_Required work_
Word for word, print each line of the listing below; pictures stay out.

_Data to process_
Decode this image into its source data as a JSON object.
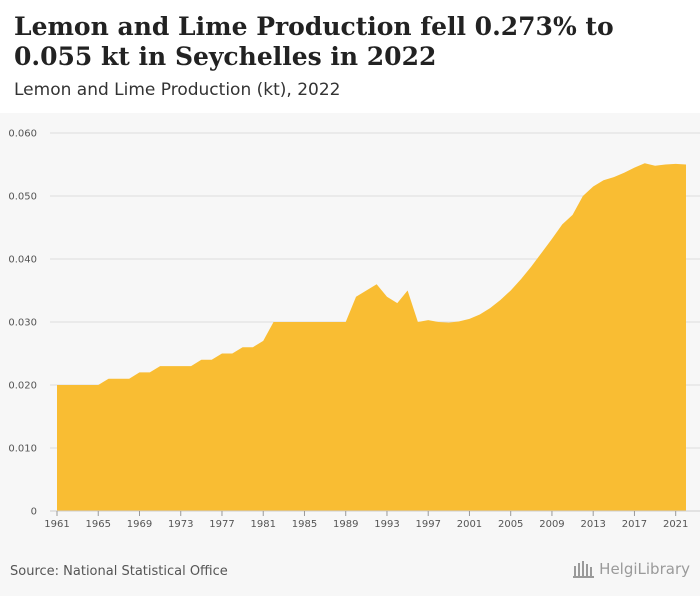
{
  "header": {
    "title": "Lemon and Lime Production fell 0.273% to 0.055 kt in Seychelles in 2022",
    "subtitle": "Lemon and Lime Production (kt), 2022"
  },
  "footer": {
    "source": "Source: National Statistical Office",
    "logo_text": "HelgiLibrary"
  },
  "colors": {
    "fill": "#f9bd33",
    "grid": "#dddddd",
    "background": "#f7f7f7"
  },
  "chart_data": {
    "type": "area",
    "title": "",
    "xlabel": "",
    "ylabel": "",
    "xlim": [
      1961,
      2022
    ],
    "ylim": [
      0,
      0.06
    ],
    "yticks": [
      "0",
      "0.010",
      "0.020",
      "0.030",
      "0.040",
      "0.050",
      "0.060"
    ],
    "xticks": [
      "1961",
      "1965",
      "1969",
      "1973",
      "1977",
      "1981",
      "1985",
      "1989",
      "1993",
      "1997",
      "2001",
      "2005",
      "2009",
      "2013",
      "2017",
      "2021"
    ],
    "grid": true,
    "legend": "none",
    "x": [
      1961,
      1962,
      1963,
      1964,
      1965,
      1966,
      1967,
      1968,
      1969,
      1970,
      1971,
      1972,
      1973,
      1974,
      1975,
      1976,
      1977,
      1978,
      1979,
      1980,
      1981,
      1982,
      1983,
      1984,
      1985,
      1986,
      1987,
      1988,
      1989,
      1990,
      1991,
      1992,
      1993,
      1994,
      1995,
      1996,
      1997,
      1998,
      1999,
      2000,
      2001,
      2002,
      2003,
      2004,
      2005,
      2006,
      2007,
      2008,
      2009,
      2010,
      2011,
      2012,
      2013,
      2014,
      2015,
      2016,
      2017,
      2018,
      2019,
      2020,
      2021,
      2022
    ],
    "values": [
      0.02,
      0.02,
      0.02,
      0.02,
      0.02,
      0.021,
      0.021,
      0.021,
      0.022,
      0.022,
      0.023,
      0.023,
      0.023,
      0.023,
      0.024,
      0.024,
      0.025,
      0.025,
      0.026,
      0.026,
      0.027,
      0.03,
      0.03,
      0.03,
      0.03,
      0.03,
      0.03,
      0.03,
      0.03,
      0.034,
      0.035,
      0.036,
      0.034,
      0.033,
      0.035,
      0.03,
      0.0303,
      0.03,
      0.0299,
      0.0301,
      0.0305,
      0.0312,
      0.0322,
      0.0335,
      0.035,
      0.0368,
      0.0388,
      0.041,
      0.0432,
      0.0455,
      0.047,
      0.05,
      0.0515,
      0.0525,
      0.053,
      0.0537,
      0.0545,
      0.0552,
      0.0548,
      0.055,
      0.0551,
      0.055
    ]
  }
}
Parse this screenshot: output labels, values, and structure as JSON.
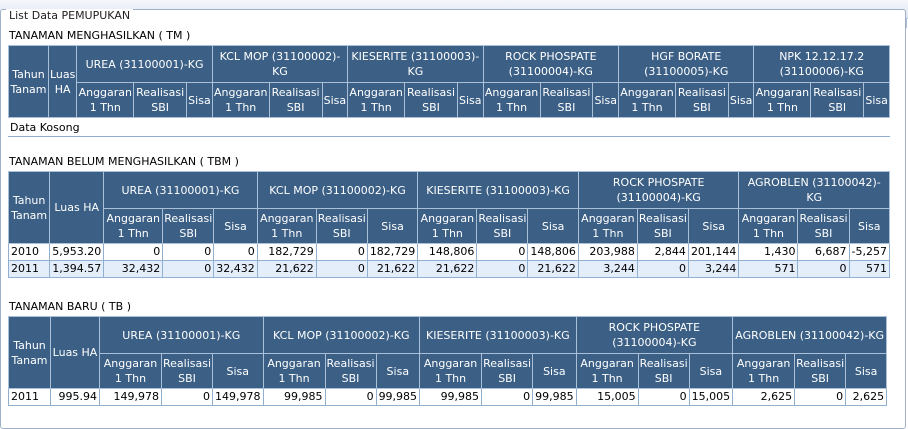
{
  "legend": "List Data PEMUPUKAN",
  "tm": {
    "title": "TANAMAN MENGHASILKAN ( TM )",
    "tahun": "Tahun Tanam",
    "luas": "Luas HA",
    "products": [
      "UREA (31100001)-KG",
      "KCL MOP (31100002)-KG",
      "KIESERITE (31100003)-KG",
      "ROCK PHOSPATE (31100004)-KG",
      "HGF BORATE (31100005)-KG",
      "NPK 12.12.17.2 (31100006)-KG"
    ],
    "sub": [
      "Anggaran 1 Thn",
      "Realisasi SBI",
      "Sisa"
    ],
    "empty": "Data Kosong"
  },
  "tbm": {
    "title": "TANAMAN BELUM MENGHASILKAN ( TBM )",
    "tahun": "Tahun Tanam",
    "luas": "Luas HA",
    "products": [
      "UREA (31100001)-KG",
      "KCL MOP (31100002)-KG",
      "KIESERITE (31100003)-KG",
      "ROCK PHOSPATE (31100004)-KG",
      "AGROBLEN (31100042)-KG"
    ],
    "sub": [
      "Anggaran 1 Thn",
      "Realisasi SBI",
      "Sisa"
    ],
    "rows": [
      [
        "2010",
        "5,953.20",
        "0",
        "0",
        "0",
        "182,729",
        "0",
        "182,729",
        "148,806",
        "0",
        "148,806",
        "203,988",
        "2,844",
        "201,144",
        "1,430",
        "6,687",
        "-5,257"
      ],
      [
        "2011",
        "1,394.57",
        "32,432",
        "0",
        "32,432",
        "21,622",
        "0",
        "21,622",
        "21,622",
        "0",
        "21,622",
        "3,244",
        "0",
        "3,244",
        "571",
        "0",
        "571"
      ]
    ]
  },
  "tb": {
    "title": "TANAMAN BARU ( TB )",
    "tahun": "Tahun Tanam",
    "luas": "Luas HA",
    "products": [
      "UREA (31100001)-KG",
      "KCL MOP (31100002)-KG",
      "KIESERITE (31100003)-KG",
      "ROCK PHOSPATE (31100004)-KG",
      "AGROBLEN (31100042)-KG"
    ],
    "sub": [
      "Anggaran 1 Thn",
      "Realisasi SBI",
      "Sisa"
    ],
    "rows": [
      [
        "2011",
        "995.94",
        "149,978",
        "0",
        "149,978",
        "99,985",
        "0",
        "99,985",
        "99,985",
        "0",
        "99,985",
        "15,005",
        "0",
        "15,005",
        "2,625",
        "0",
        "2,625"
      ]
    ]
  }
}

_Solution to this problem_
Decode this image into its source data as a JSON object.
{
  "header": {
    "title": "Lemon and Lime Production fell 0.273% to 0.055 kt in Seychelles in 2022",
    "subtitle": "Lemon and Lime Production (kt), 2022"
  },
  "footer": {
    "source": "Source: National Statistical Office",
    "logo_text": "HelgiLibrary"
  },
  "colors": {
    "fill": "#f9bd33",
    "grid": "#dddddd",
    "background": "#f7f7f7"
  },
  "chart_data": {
    "type": "area",
    "title": "",
    "xlabel": "",
    "ylabel": "",
    "xlim": [
      1961,
      2022
    ],
    "ylim": [
      0,
      0.06
    ],
    "yticks": [
      "0",
      "0.010",
      "0.020",
      "0.030",
      "0.040",
      "0.050",
      "0.060"
    ],
    "xticks": [
      "1961",
      "1965",
      "1969",
      "1973",
      "1977",
      "1981",
      "1985",
      "1989",
      "1993",
      "1997",
      "2001",
      "2005",
      "2009",
      "2013",
      "2017",
      "2021"
    ],
    "grid": true,
    "legend": "none",
    "x": [
      1961,
      1962,
      1963,
      1964,
      1965,
      1966,
      1967,
      1968,
      1969,
      1970,
      1971,
      1972,
      1973,
      1974,
      1975,
      1976,
      1977,
      1978,
      1979,
      1980,
      1981,
      1982,
      1983,
      1984,
      1985,
      1986,
      1987,
      1988,
      1989,
      1990,
      1991,
      1992,
      1993,
      1994,
      1995,
      1996,
      1997,
      1998,
      1999,
      2000,
      2001,
      2002,
      2003,
      2004,
      2005,
      2006,
      2007,
      2008,
      2009,
      2010,
      2011,
      2012,
      2013,
      2014,
      2015,
      2016,
      2017,
      2018,
      2019,
      2020,
      2021,
      2022
    ],
    "values": [
      0.02,
      0.02,
      0.02,
      0.02,
      0.02,
      0.021,
      0.021,
      0.021,
      0.022,
      0.022,
      0.023,
      0.023,
      0.023,
      0.023,
      0.024,
      0.024,
      0.025,
      0.025,
      0.026,
      0.026,
      0.027,
      0.03,
      0.03,
      0.03,
      0.03,
      0.03,
      0.03,
      0.03,
      0.03,
      0.034,
      0.035,
      0.036,
      0.034,
      0.033,
      0.035,
      0.03,
      0.0303,
      0.03,
      0.0299,
      0.0301,
      0.0305,
      0.0312,
      0.0322,
      0.0335,
      0.035,
      0.0368,
      0.0388,
      0.041,
      0.0432,
      0.0455,
      0.047,
      0.05,
      0.0515,
      0.0525,
      0.053,
      0.0537,
      0.0545,
      0.0552,
      0.0548,
      0.055,
      0.0551,
      0.055
    ]
  }
}
Parse this screenshot: output labels, values, and structure as JSON.
{
  "legend": "List Data PEMUPUKAN",
  "tm": {
    "title": "TANAMAN MENGHASILKAN ( TM )",
    "tahun": "Tahun Tanam",
    "luas": "Luas HA",
    "products": [
      "UREA (31100001)-KG",
      "KCL MOP (31100002)-KG",
      "KIESERITE (31100003)-KG",
      "ROCK PHOSPATE (31100004)-KG",
      "HGF BORATE (31100005)-KG",
      "NPK 12.12.17.2 (31100006)-KG"
    ],
    "sub": [
      "Anggaran 1 Thn",
      "Realisasi SBI",
      "Sisa"
    ],
    "empty": "Data Kosong"
  },
  "tbm": {
    "title": "TANAMAN BELUM MENGHASILKAN ( TBM )",
    "tahun": "Tahun Tanam",
    "luas": "Luas HA",
    "products": [
      "UREA (31100001)-KG",
      "KCL MOP (31100002)-KG",
      "KIESERITE (31100003)-KG",
      "ROCK PHOSPATE (31100004)-KG",
      "AGROBLEN (31100042)-KG"
    ],
    "sub": [
      "Anggaran 1 Thn",
      "Realisasi SBI",
      "Sisa"
    ],
    "rows": [
      [
        "2010",
        "5,953.20",
        "0",
        "0",
        "0",
        "182,729",
        "0",
        "182,729",
        "148,806",
        "0",
        "148,806",
        "203,988",
        "2,844",
        "201,144",
        "1,430",
        "6,687",
        "-5,257"
      ],
      [
        "2011",
        "1,394.57",
        "32,432",
        "0",
        "32,432",
        "21,622",
        "0",
        "21,622",
        "21,622",
        "0",
        "21,622",
        "3,244",
        "0",
        "3,244",
        "571",
        "0",
        "571"
      ]
    ]
  },
  "tb": {
    "title": "TANAMAN BARU ( TB )",
    "tahun": "Tahun Tanam",
    "luas": "Luas HA",
    "products": [
      "UREA (31100001)-KG",
      "KCL MOP (31100002)-KG",
      "KIESERITE (31100003)-KG",
      "ROCK PHOSPATE (31100004)-KG",
      "AGROBLEN (31100042)-KG"
    ],
    "sub": [
      "Anggaran 1 Thn",
      "Realisasi SBI",
      "Sisa"
    ],
    "rows": [
      [
        "2011",
        "995.94",
        "149,978",
        "0",
        "149,978",
        "99,985",
        "0",
        "99,985",
        "99,985",
        "0",
        "99,985",
        "15,005",
        "0",
        "15,005",
        "2,625",
        "0",
        "2,625"
      ]
    ]
  }
}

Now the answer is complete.